* _What to produce_
Report how many lines contain "JSON"; state the number and nothing else.

* _Provided data_
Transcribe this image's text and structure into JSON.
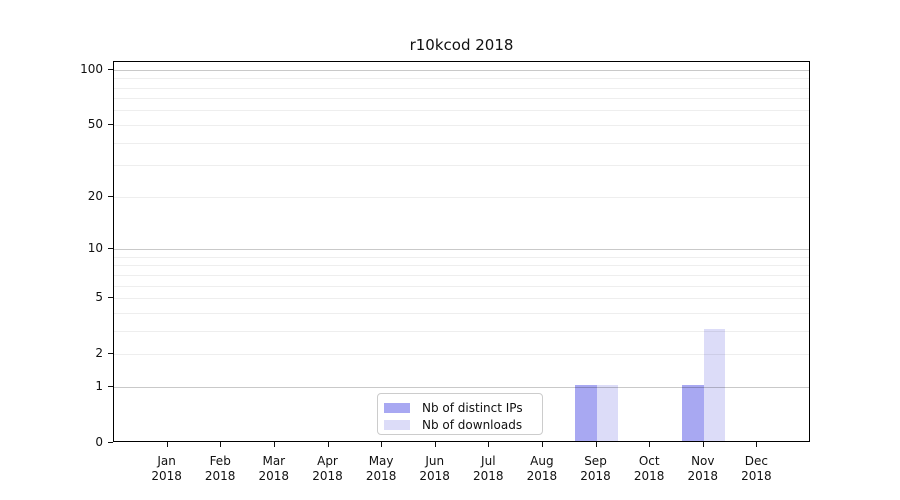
{
  "chart_data": {
    "type": "bar",
    "title": "r10kcod 2018",
    "categories": [
      "Jan",
      "Feb",
      "Mar",
      "Apr",
      "May",
      "Jun",
      "Jul",
      "Aug",
      "Sep",
      "Oct",
      "Nov",
      "Dec"
    ],
    "year_label": "2018",
    "series": [
      {
        "name": "Nb of distinct IPs",
        "color": "#a8a8f2",
        "values": [
          0,
          0,
          0,
          0,
          0,
          0,
          0,
          0,
          1,
          0,
          1,
          0
        ]
      },
      {
        "name": "Nb of downloads",
        "color": "#dcdcf8",
        "values": [
          0,
          0,
          0,
          0,
          0,
          0,
          0,
          0,
          1,
          0,
          3,
          0
        ]
      }
    ],
    "y_scale": "log1p",
    "y_axis": {
      "ticks": [
        0,
        1,
        2,
        5,
        10,
        20,
        50,
        100
      ],
      "max": 110,
      "major_gridlines": [
        1,
        10,
        100
      ],
      "minor_gridlines": [
        2,
        3,
        4,
        5,
        6,
        7,
        8,
        9,
        20,
        30,
        40,
        50,
        60,
        70,
        80,
        90
      ]
    },
    "xlabel": "",
    "ylabel": "",
    "grid": true,
    "legend_position": "lower center",
    "colors": {
      "major_grid": "#cccccc",
      "minor_grid": "#efefef",
      "axis": "#000000",
      "text": "#111111",
      "background": "#ffffff"
    }
  }
}
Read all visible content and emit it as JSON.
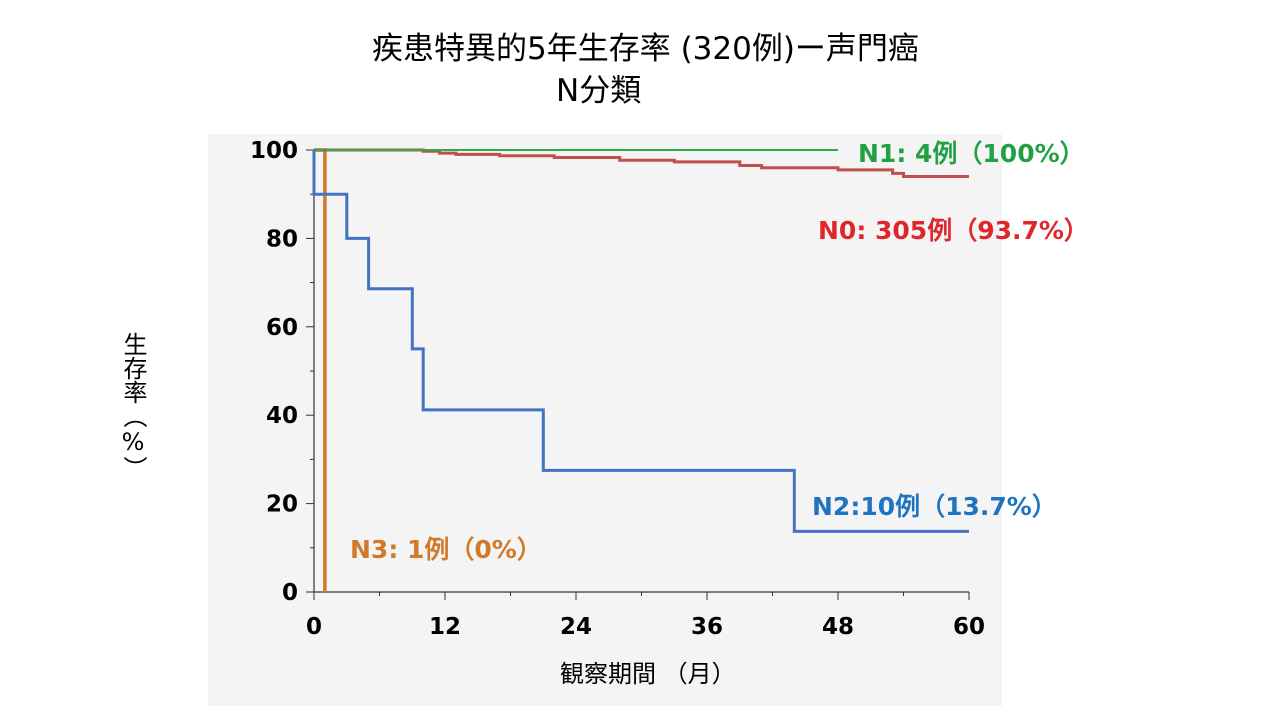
{
  "title": {
    "line1": "疾患特異的5年生存率 (320例)ー声門癌",
    "line2": "N分類"
  },
  "chart_data": {
    "type": "line",
    "step": true,
    "xlabel": "観察期間 （月）",
    "ylabel": "生存率（%）",
    "xlim": [
      0,
      60
    ],
    "ylim": [
      0,
      100
    ],
    "x_ticks": [
      "0",
      "12",
      "24",
      "36",
      "48",
      "60"
    ],
    "y_ticks": [
      "0",
      "20",
      "40",
      "60",
      "80",
      "100"
    ],
    "grid": false,
    "series": [
      {
        "name": "N1",
        "label": "N1: 4例（100%）",
        "color": "#2eaa4a",
        "points": [
          [
            0,
            100
          ],
          [
            48,
            100
          ]
        ]
      },
      {
        "name": "N0",
        "label": "N0: 305例（93.7%）",
        "color": "#c0504d",
        "points": [
          [
            0,
            100
          ],
          [
            10,
            100
          ],
          [
            10,
            99.7
          ],
          [
            11.5,
            99.7
          ],
          [
            11.5,
            99.3
          ],
          [
            13,
            99.3
          ],
          [
            13,
            99
          ],
          [
            17,
            99
          ],
          [
            17,
            98.7
          ],
          [
            22,
            98.7
          ],
          [
            22,
            98.3
          ],
          [
            28,
            98.3
          ],
          [
            28,
            97.7
          ],
          [
            33,
            97.7
          ],
          [
            33,
            97.3
          ],
          [
            39,
            97.3
          ],
          [
            39,
            96.5
          ],
          [
            41,
            96.5
          ],
          [
            41,
            96
          ],
          [
            48,
            96
          ],
          [
            48,
            95.5
          ],
          [
            53,
            95.5
          ],
          [
            53,
            94.7
          ],
          [
            54,
            94.7
          ],
          [
            54,
            94
          ],
          [
            60,
            94
          ]
        ]
      },
      {
        "name": "N2",
        "label": "N2:10例（13.7%）",
        "color": "#4472c4",
        "points": [
          [
            0,
            100
          ],
          [
            0,
            90
          ],
          [
            3,
            90
          ],
          [
            3,
            80
          ],
          [
            5,
            80
          ],
          [
            5,
            68.6
          ],
          [
            9,
            68.6
          ],
          [
            9,
            55
          ],
          [
            10,
            55
          ],
          [
            10,
            41.2
          ],
          [
            21,
            41.2
          ],
          [
            21,
            27.5
          ],
          [
            44,
            27.5
          ],
          [
            44,
            13.7
          ],
          [
            60,
            13.7
          ]
        ]
      },
      {
        "name": "N3",
        "label": "N3: 1例（0%）",
        "color": "#d07a2a",
        "points": [
          [
            0,
            100
          ],
          [
            1,
            100
          ],
          [
            1,
            0
          ]
        ]
      }
    ]
  }
}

* _Reply_
2